(Dataset excerpt)
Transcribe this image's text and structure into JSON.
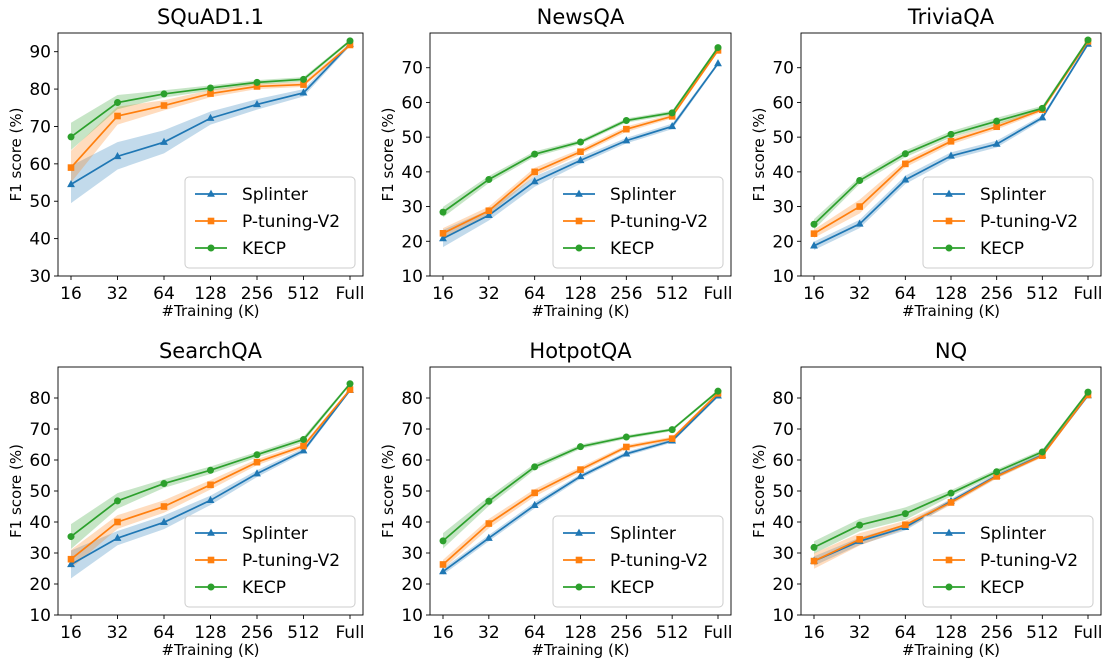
{
  "figure": {
    "colors": {
      "Splinter": "#1f77b4",
      "P-tuning-V2": "#ff7f0e",
      "KECP": "#2ca02c"
    },
    "markers": {
      "Splinter": "triangle",
      "P-tuning-V2": "square",
      "KECP": "circle"
    }
  },
  "chart_data": [
    {
      "type": "line",
      "title": "SQuAD1.1",
      "xlabel": "#Training (K)",
      "ylabel": "F1 score (%)",
      "categories": [
        "16",
        "32",
        "64",
        "128",
        "256",
        "512",
        "Full"
      ],
      "ylim": [
        30,
        95
      ],
      "yticks": [
        30,
        40,
        50,
        60,
        70,
        80,
        90
      ],
      "legend": "bottom-right",
      "grid": false,
      "series": [
        {
          "name": "Splinter",
          "values": [
            54.5,
            62.0,
            65.8,
            72.2,
            75.9,
            79.0,
            92.0
          ],
          "lower": [
            49.5,
            58.5,
            62.8,
            70.5,
            74.5,
            78.0,
            91.5
          ],
          "upper": [
            59.5,
            65.8,
            69.0,
            74.0,
            77.3,
            80.0,
            92.5
          ]
        },
        {
          "name": "P-tuning-V2",
          "values": [
            59.0,
            72.8,
            75.6,
            78.8,
            80.7,
            81.2,
            91.8
          ],
          "lower": [
            55.0,
            70.5,
            74.3,
            77.8,
            80.0,
            80.6,
            91.3
          ],
          "upper": [
            63.5,
            75.3,
            77.0,
            79.8,
            81.5,
            81.9,
            92.3
          ]
        },
        {
          "name": "KECP",
          "values": [
            67.2,
            76.4,
            78.7,
            80.3,
            81.8,
            82.6,
            92.9
          ],
          "lower": [
            63.7,
            74.6,
            77.7,
            79.6,
            81.2,
            82.0,
            92.5
          ],
          "upper": [
            71.0,
            78.4,
            79.7,
            81.0,
            82.4,
            83.2,
            93.3
          ]
        }
      ]
    },
    {
      "type": "line",
      "title": "NewsQA",
      "xlabel": "#Training (K)",
      "ylabel": "F1 score (%)",
      "categories": [
        "16",
        "32",
        "64",
        "128",
        "256",
        "512",
        "Full"
      ],
      "ylim": [
        10,
        80
      ],
      "yticks": [
        10,
        20,
        30,
        40,
        50,
        60,
        70
      ],
      "legend": "bottom-right",
      "grid": false,
      "series": [
        {
          "name": "Splinter",
          "values": [
            20.8,
            27.5,
            37.2,
            43.3,
            49.0,
            53.1,
            71.2
          ],
          "lower": [
            18.3,
            26.0,
            35.7,
            42.3,
            48.2,
            52.3,
            70.7
          ],
          "upper": [
            23.3,
            29.0,
            38.7,
            44.3,
            49.8,
            53.9,
            71.7
          ]
        },
        {
          "name": "P-tuning-V2",
          "values": [
            22.3,
            28.8,
            40.0,
            45.8,
            52.3,
            56.0,
            75.0
          ],
          "lower": [
            20.8,
            27.6,
            38.8,
            45.0,
            51.5,
            55.4,
            74.5
          ],
          "upper": [
            23.8,
            30.0,
            41.2,
            46.6,
            53.1,
            56.6,
            75.5
          ]
        },
        {
          "name": "KECP",
          "values": [
            28.4,
            37.8,
            45.1,
            48.6,
            54.8,
            57.0,
            75.8
          ],
          "lower": [
            26.9,
            36.8,
            44.3,
            48.0,
            54.2,
            56.4,
            75.3
          ],
          "upper": [
            29.9,
            38.8,
            45.9,
            49.2,
            55.4,
            57.6,
            76.3
          ]
        }
      ]
    },
    {
      "type": "line",
      "title": "TriviaQA",
      "xlabel": "#Training (K)",
      "ylabel": "F1 score (%)",
      "categories": [
        "16",
        "32",
        "64",
        "128",
        "256",
        "512",
        "Full"
      ],
      "ylim": [
        10,
        80
      ],
      "yticks": [
        10,
        20,
        30,
        40,
        50,
        60,
        70
      ],
      "legend": "bottom-right",
      "grid": false,
      "series": [
        {
          "name": "Splinter",
          "values": [
            18.7,
            25.0,
            37.7,
            44.6,
            48.0,
            55.6,
            76.8
          ],
          "lower": [
            17.5,
            23.8,
            36.5,
            43.6,
            47.0,
            54.9,
            76.3
          ],
          "upper": [
            19.9,
            26.2,
            38.9,
            45.6,
            49.0,
            56.3,
            77.3
          ]
        },
        {
          "name": "P-tuning-V2",
          "values": [
            22.2,
            30.0,
            42.3,
            48.8,
            53.0,
            57.9,
            77.6
          ],
          "lower": [
            21.0,
            28.0,
            41.3,
            47.9,
            52.2,
            57.3,
            77.1
          ],
          "upper": [
            23.4,
            32.0,
            43.3,
            49.7,
            53.8,
            58.5,
            78.1
          ]
        },
        {
          "name": "KECP",
          "values": [
            24.9,
            37.5,
            45.2,
            50.8,
            54.6,
            58.3,
            78.0
          ],
          "lower": [
            23.4,
            36.5,
            44.2,
            49.9,
            53.6,
            57.6,
            77.5
          ],
          "upper": [
            26.4,
            38.5,
            46.2,
            51.7,
            55.6,
            59.0,
            78.5
          ]
        }
      ]
    },
    {
      "type": "line",
      "title": "SearchQA",
      "xlabel": "#Training (K)",
      "ylabel": "F1 score (%)",
      "categories": [
        "16",
        "32",
        "64",
        "128",
        "256",
        "512",
        "Full"
      ],
      "ylim": [
        10,
        90
      ],
      "yticks": [
        10,
        20,
        30,
        40,
        50,
        60,
        70,
        80
      ],
      "legend": "bottom-right",
      "grid": false,
      "series": [
        {
          "name": "Splinter",
          "values": [
            26.3,
            34.8,
            39.9,
            47.0,
            55.6,
            63.0,
            82.5
          ],
          "lower": [
            21.8,
            32.5,
            37.7,
            45.5,
            54.5,
            62.2,
            82.0
          ],
          "upper": [
            30.8,
            37.1,
            42.1,
            48.5,
            56.7,
            63.8,
            83.0
          ]
        },
        {
          "name": "P-tuning-V2",
          "values": [
            28.0,
            40.0,
            45.0,
            52.0,
            59.3,
            64.5,
            82.7
          ],
          "lower": [
            25.0,
            37.8,
            43.0,
            50.5,
            58.3,
            63.7,
            82.2
          ],
          "upper": [
            31.0,
            42.2,
            47.0,
            53.5,
            60.3,
            65.3,
            83.2
          ]
        },
        {
          "name": "KECP",
          "values": [
            35.3,
            46.8,
            52.4,
            56.7,
            61.7,
            66.6,
            84.6
          ],
          "lower": [
            31.3,
            44.3,
            51.0,
            55.5,
            60.8,
            65.7,
            84.1
          ],
          "upper": [
            39.3,
            49.3,
            53.8,
            57.9,
            62.6,
            67.5,
            85.1
          ]
        }
      ]
    },
    {
      "type": "line",
      "title": "HotpotQA",
      "xlabel": "#Training (K)",
      "ylabel": "F1 score (%)",
      "categories": [
        "16",
        "32",
        "64",
        "128",
        "256",
        "512",
        "Full"
      ],
      "ylim": [
        10,
        90
      ],
      "yticks": [
        10,
        20,
        30,
        40,
        50,
        60,
        70,
        80
      ],
      "legend": "bottom-right",
      "grid": false,
      "series": [
        {
          "name": "Splinter",
          "values": [
            24.0,
            34.8,
            45.4,
            54.7,
            62.0,
            66.2,
            80.7
          ],
          "lower": [
            23.0,
            33.8,
            44.4,
            53.9,
            61.3,
            65.6,
            80.2
          ],
          "upper": [
            25.0,
            35.8,
            46.4,
            55.5,
            62.7,
            66.8,
            81.2
          ]
        },
        {
          "name": "P-tuning-V2",
          "values": [
            26.3,
            39.5,
            49.4,
            56.9,
            64.2,
            66.9,
            81.5
          ],
          "lower": [
            24.8,
            38.0,
            48.2,
            56.0,
            63.5,
            66.3,
            81.0
          ],
          "upper": [
            27.8,
            41.0,
            50.6,
            57.8,
            64.9,
            67.5,
            82.0
          ]
        },
        {
          "name": "KECP",
          "values": [
            33.9,
            46.7,
            57.8,
            64.3,
            67.4,
            69.8,
            82.2
          ],
          "lower": [
            31.4,
            45.2,
            56.8,
            63.6,
            66.8,
            69.3,
            81.7
          ],
          "upper": [
            36.4,
            48.2,
            58.8,
            65.0,
            68.0,
            70.3,
            82.7
          ]
        }
      ]
    },
    {
      "type": "line",
      "title": "NQ",
      "xlabel": "#Training (K)",
      "ylabel": "F1 score (%)",
      "categories": [
        "16",
        "32",
        "64",
        "128",
        "256",
        "512",
        "Full"
      ],
      "ylim": [
        10,
        90
      ],
      "yticks": [
        10,
        20,
        30,
        40,
        50,
        60,
        70,
        80
      ],
      "legend": "bottom-right",
      "grid": false,
      "series": [
        {
          "name": "Splinter",
          "values": [
            27.4,
            33.8,
            38.3,
            46.7,
            54.9,
            61.6,
            80.8
          ],
          "lower": [
            25.9,
            32.6,
            37.3,
            45.9,
            54.2,
            61.0,
            80.3
          ],
          "upper": [
            28.9,
            35.0,
            39.3,
            47.5,
            55.6,
            62.2,
            81.3
          ]
        },
        {
          "name": "P-tuning-V2",
          "values": [
            27.4,
            34.4,
            39.1,
            46.3,
            54.7,
            61.4,
            81.0
          ],
          "lower": [
            24.9,
            32.4,
            37.8,
            45.5,
            54.0,
            60.8,
            80.5
          ],
          "upper": [
            29.9,
            36.4,
            40.4,
            47.1,
            55.4,
            62.0,
            81.5
          ]
        },
        {
          "name": "KECP",
          "values": [
            31.8,
            39.0,
            42.7,
            49.3,
            56.2,
            62.6,
            81.9
          ],
          "lower": [
            29.8,
            37.0,
            40.7,
            48.3,
            55.4,
            61.9,
            81.4
          ],
          "upper": [
            33.8,
            41.0,
            44.7,
            50.3,
            57.0,
            63.3,
            82.4
          ]
        }
      ]
    }
  ]
}
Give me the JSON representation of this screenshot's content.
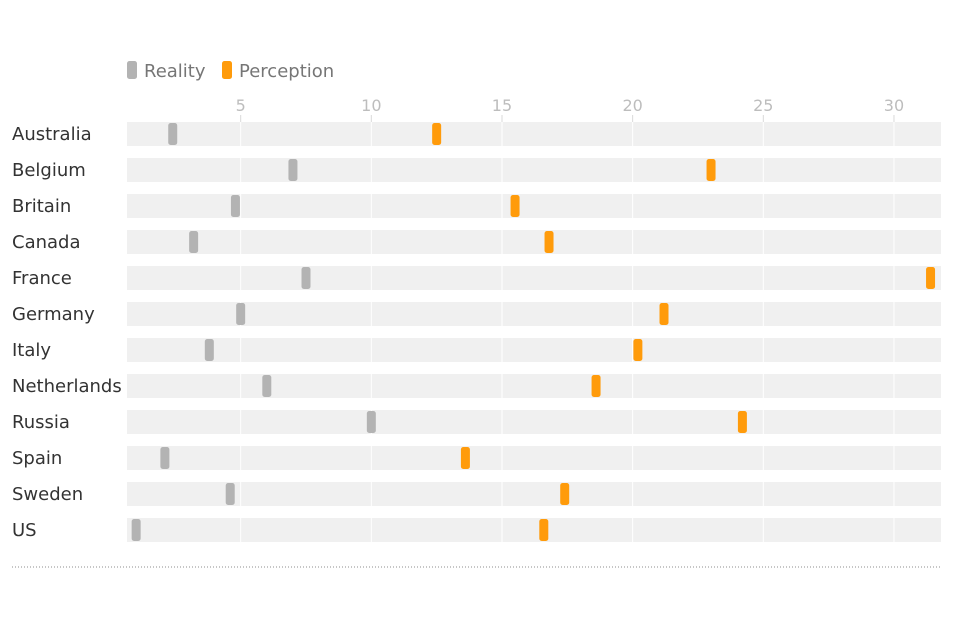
{
  "chart_data": {
    "type": "dot-range",
    "legend": [
      {
        "label": "Reality",
        "color": "#b3b3b3"
      },
      {
        "label": "Perception",
        "color": "#ff9b0b"
      }
    ],
    "x_ticks": [
      5,
      10,
      15,
      20,
      25,
      30
    ],
    "xlim": [
      0.65,
      31.8
    ],
    "grid": true,
    "legend_position": "top-left",
    "categories": [
      "Australia",
      "Belgium",
      "Britain",
      "Canada",
      "France",
      "Germany",
      "Italy",
      "Netherlands",
      "Russia",
      "Spain",
      "Sweden",
      "US"
    ],
    "series": [
      {
        "name": "Reality",
        "color": "#b3b3b3",
        "values": [
          2.4,
          7.0,
          4.8,
          3.2,
          7.5,
          5.0,
          3.8,
          6.0,
          10.0,
          2.1,
          4.6,
          1.0
        ]
      },
      {
        "name": "Perception",
        "color": "#ff9b0b",
        "values": [
          12.5,
          23.0,
          15.5,
          16.8,
          31.4,
          21.2,
          20.2,
          18.6,
          24.2,
          13.6,
          17.4,
          16.6
        ]
      }
    ]
  }
}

Problem to solve: In the records above, find the lines containing "this" and copy them.

Solution below:
Transcribe this image's text and structure into JSON.
Give me the JSON representation of this screenshot's content.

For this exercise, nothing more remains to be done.